Data supplied.
=-=-=

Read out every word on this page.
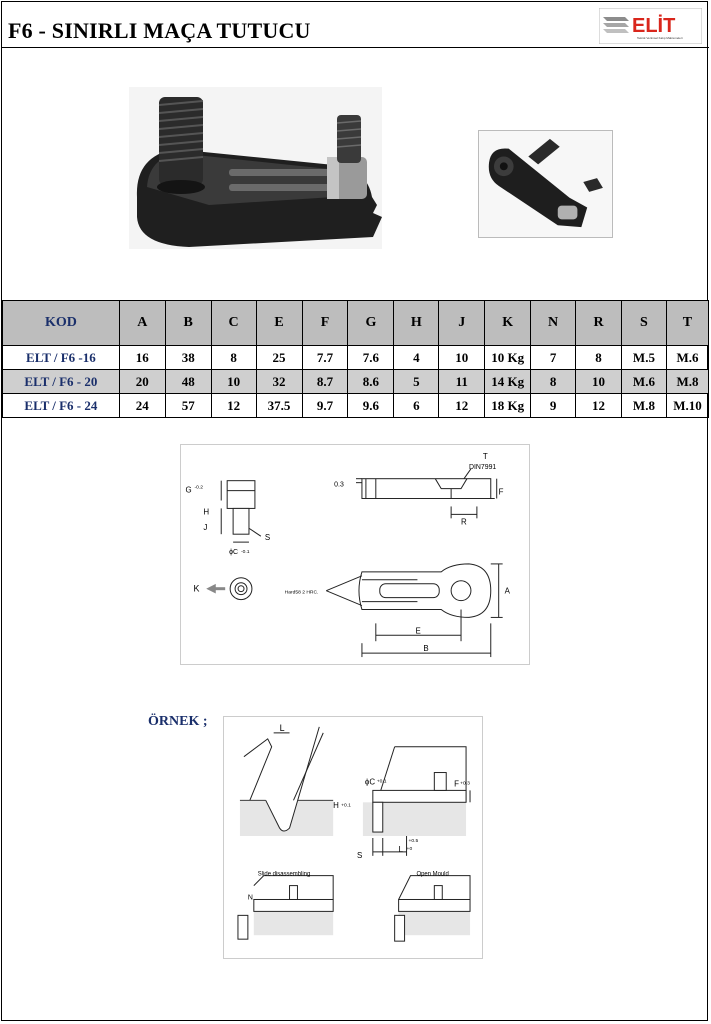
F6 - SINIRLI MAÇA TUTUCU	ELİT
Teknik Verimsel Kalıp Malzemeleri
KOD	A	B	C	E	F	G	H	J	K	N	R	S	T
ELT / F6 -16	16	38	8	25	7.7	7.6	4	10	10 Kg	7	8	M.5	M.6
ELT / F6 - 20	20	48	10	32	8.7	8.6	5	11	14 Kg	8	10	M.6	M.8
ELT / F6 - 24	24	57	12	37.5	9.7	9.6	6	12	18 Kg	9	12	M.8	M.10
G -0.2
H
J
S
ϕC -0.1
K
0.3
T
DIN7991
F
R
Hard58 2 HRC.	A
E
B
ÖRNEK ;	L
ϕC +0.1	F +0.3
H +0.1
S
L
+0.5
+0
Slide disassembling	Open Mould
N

=-=-=

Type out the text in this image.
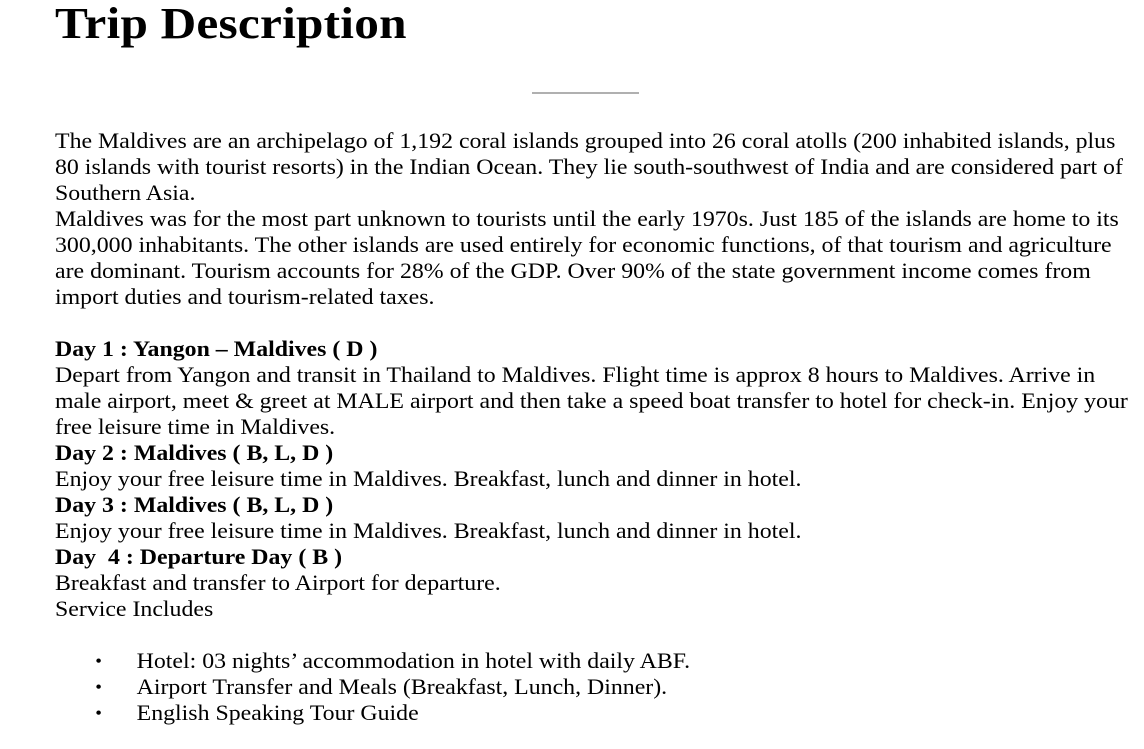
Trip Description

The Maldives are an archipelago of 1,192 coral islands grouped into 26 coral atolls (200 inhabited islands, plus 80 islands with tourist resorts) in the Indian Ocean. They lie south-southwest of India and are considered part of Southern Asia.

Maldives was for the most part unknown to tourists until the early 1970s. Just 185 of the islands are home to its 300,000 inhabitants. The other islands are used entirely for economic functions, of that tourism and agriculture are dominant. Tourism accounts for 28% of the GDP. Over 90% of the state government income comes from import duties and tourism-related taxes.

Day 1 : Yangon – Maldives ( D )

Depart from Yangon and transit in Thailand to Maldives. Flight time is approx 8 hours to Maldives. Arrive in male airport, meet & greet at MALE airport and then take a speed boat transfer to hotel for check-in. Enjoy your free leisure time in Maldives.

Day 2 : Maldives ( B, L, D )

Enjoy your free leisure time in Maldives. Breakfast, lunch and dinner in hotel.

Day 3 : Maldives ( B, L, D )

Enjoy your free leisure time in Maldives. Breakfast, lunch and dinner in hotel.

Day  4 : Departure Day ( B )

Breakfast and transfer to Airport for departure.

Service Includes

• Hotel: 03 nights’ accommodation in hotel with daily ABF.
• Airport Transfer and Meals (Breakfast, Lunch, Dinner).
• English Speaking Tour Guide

=-=-=

What you are asked to do.
From the material above, copy each line that includes the word "this".

Response to the task.
Read out every word on this page.
Type out the text in this image.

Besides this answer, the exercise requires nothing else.